[Start]
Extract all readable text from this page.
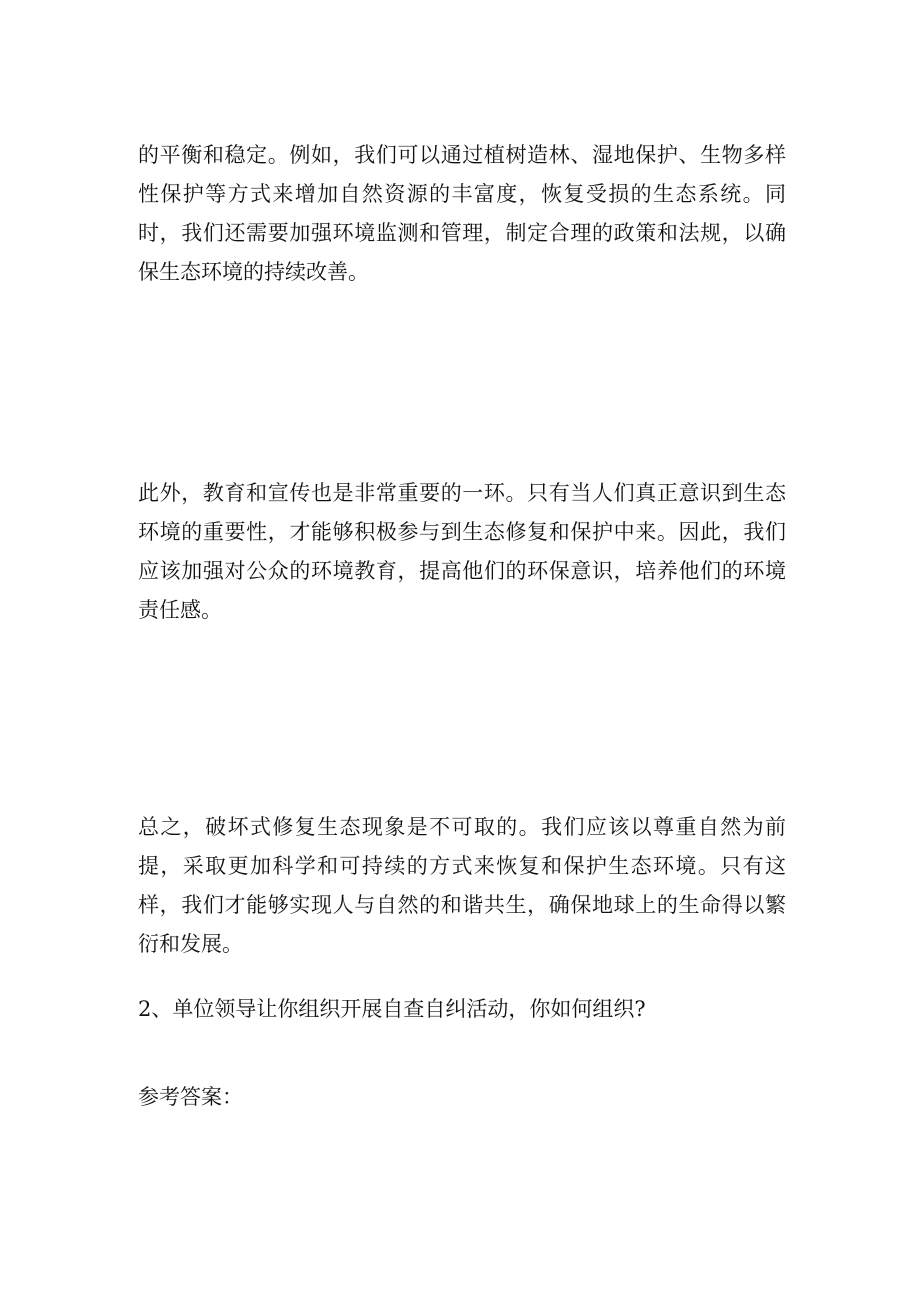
的平衡和稳定。例如，我们可以通过植树造林、湿地保护、生物多样性保护等方式来增加自然资源的丰富度，恢复受损的生态系统。同时，我们还需要加强环境监测和管理，制定合理的政策和法规，以确保生态环境的持续改善。

此外，教育和宣传也是非常重要的一环。只有当人们真正意识到生态环境的重要性，才能够积极参与到生态修复和保护中来。因此，我们应该加强对公众的环境教育，提高他们的环保意识，培养他们的环境责任感。

总之，破坏式修复生态现象是不可取的。我们应该以尊重自然为前提，采取更加科学和可持续的方式来恢复和保护生态环境。只有这样，我们才能够实现人与自然的和谐共生，确保地球上的生命得以繁衍和发展。

2、单位领导让你组织开展自查自纠活动，你如何组织?

参考答案：
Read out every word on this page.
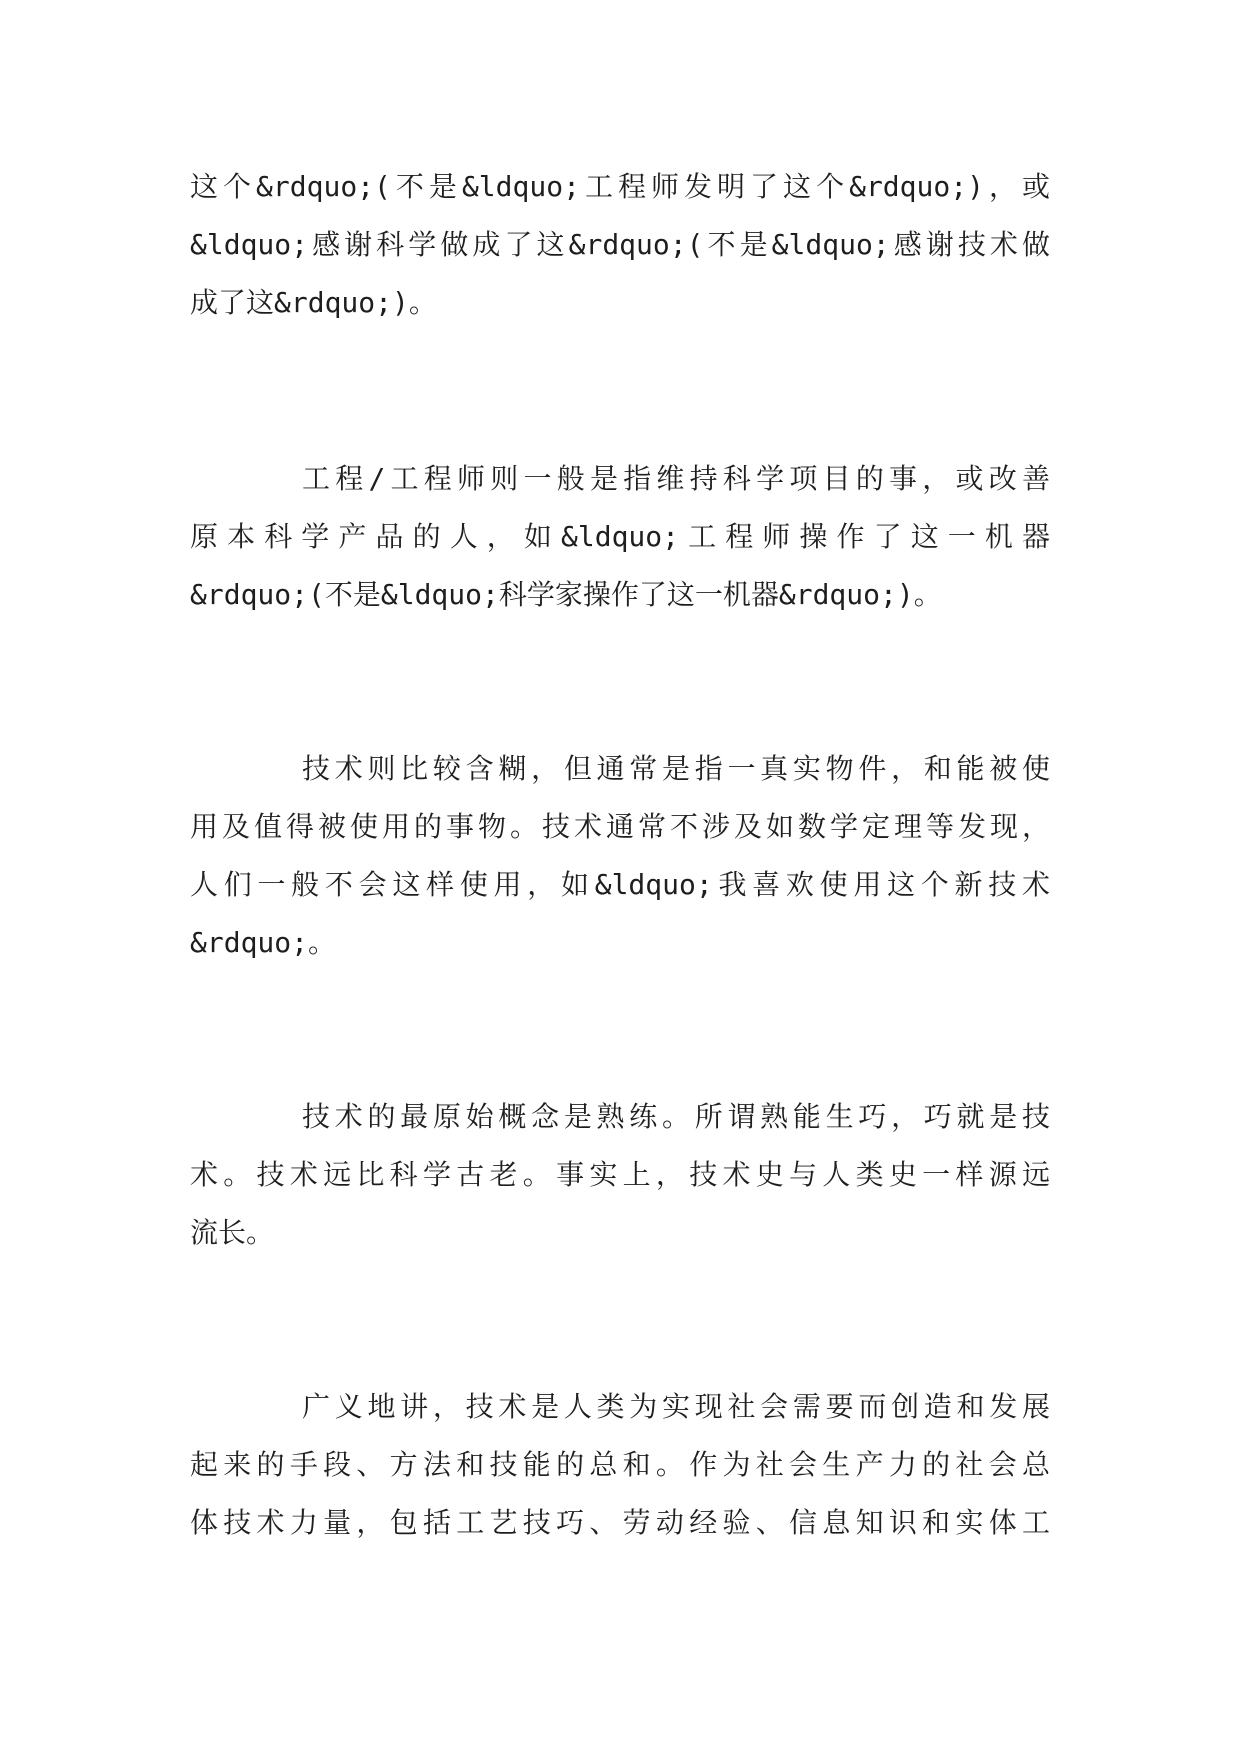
这个&rdquo;(不是&ldquo;工程师发明了这个&rdquo;)，或
&ldquo;感谢科学做成了这&rdquo;(不是&ldquo;感谢技术做
成了这&rdquo;)。
工程/工程师则一般是指维持科学项目的事，或改善
原本科学产品的人，如&ldquo;工程师操作了这一机器
&rdquo;(不是&ldquo;科学家操作了这一机器&rdquo;)。
技术则比较含糊，但通常是指一真实物件，和能被使
用及值得被使用的事物。技术通常不涉及如数学定理等发现，
人们一般不会这样使用，如&ldquo;我喜欢使用这个新技术
&rdquo;。
技术的最原始概念是熟练。所谓熟能生巧，巧就是技
术。技术远比科学古老。事实上，技术史与人类史一样源远
流长。
广义地讲，技术是人类为实现社会需要而创造和发展
起来的手段、方法和技能的总和。作为社会生产力的社会总
体技术力量，包括工艺技巧、劳动经验、信息知识和实体工
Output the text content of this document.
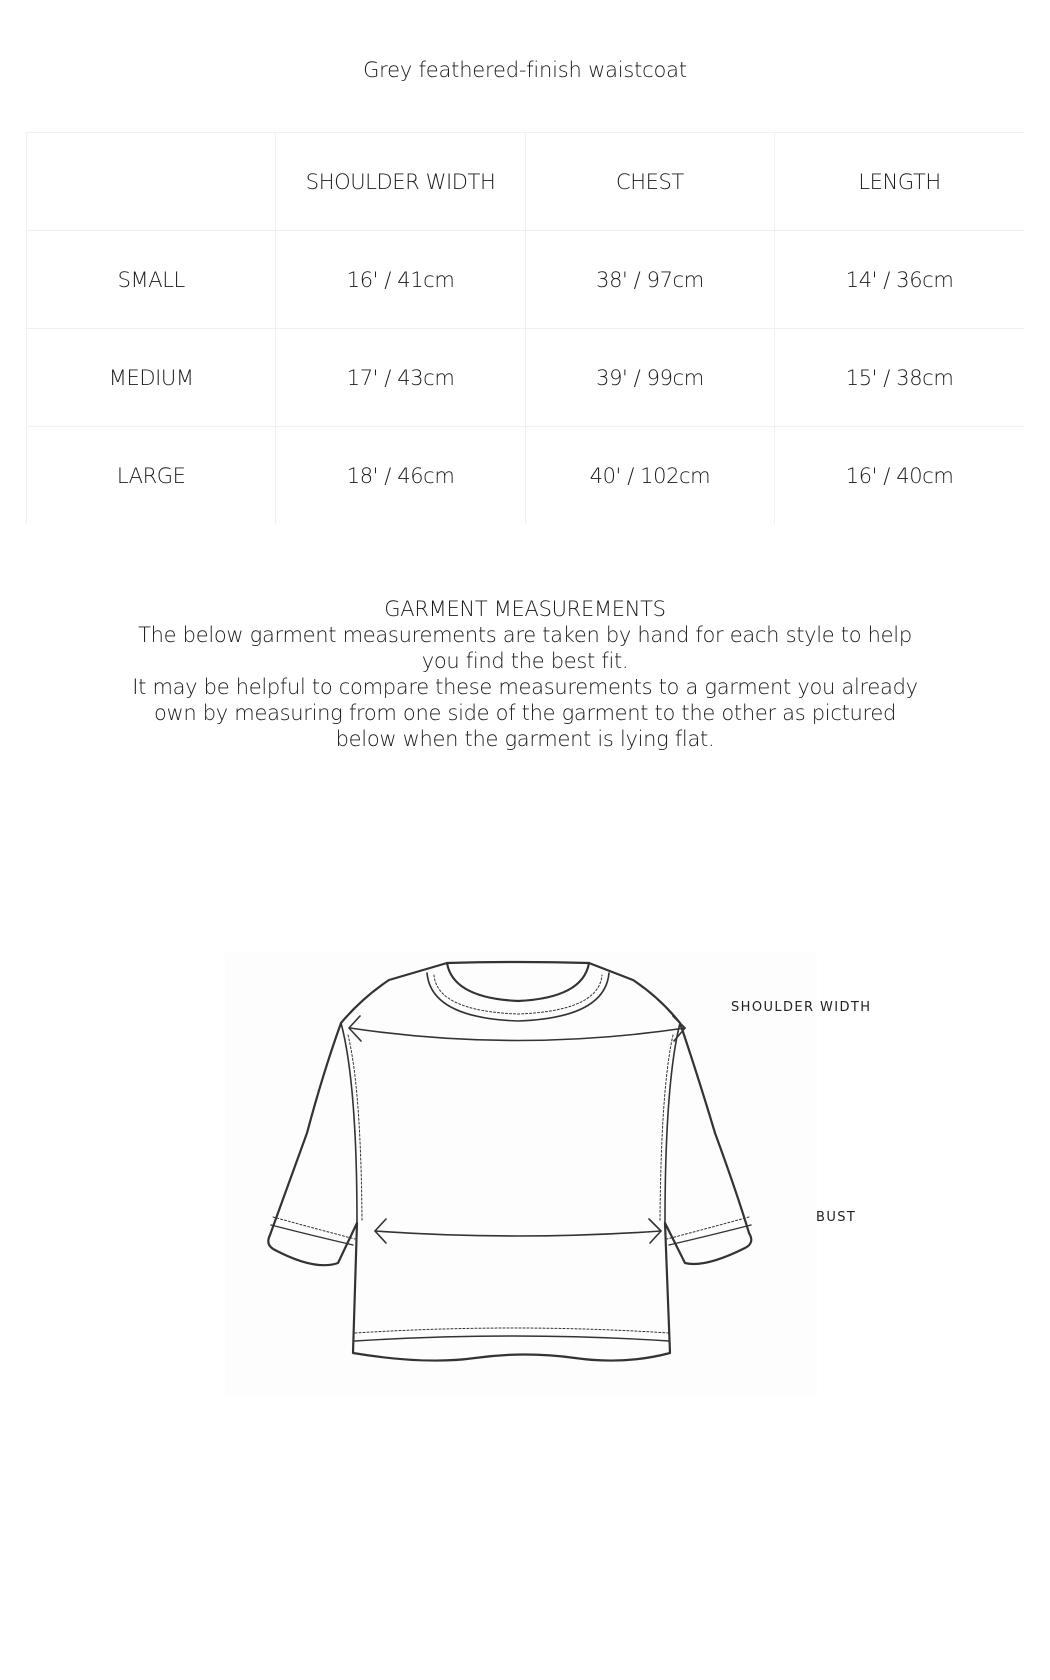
Grey feathered-finish waistcoat
	SHOULDER WIDTH	CHEST	LENGTH
SMALL	16' / 41cm	38' / 97cm	14' / 36cm
MEDIUM	17' / 43cm	39' / 99cm	15' / 38cm
LARGE	18' / 46cm	40' / 102cm	16' / 40cm

GARMENT MEASUREMENTS

The below garment measurements are taken by hand for each style to help you find the best fit.

It may be helpful to compare these measurements to a garment you already own by measuring from one side of the garment to the other as pictured below when the garment is lying flat.

SHOULDER WIDTH
BUST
[End]
**Stated task:**
Find the lines above that contain the word "WIDTH" and collect them.

**The answer:**
	SHOULDER WIDTH	CHEST	LENGTH
SHOULDER WIDTH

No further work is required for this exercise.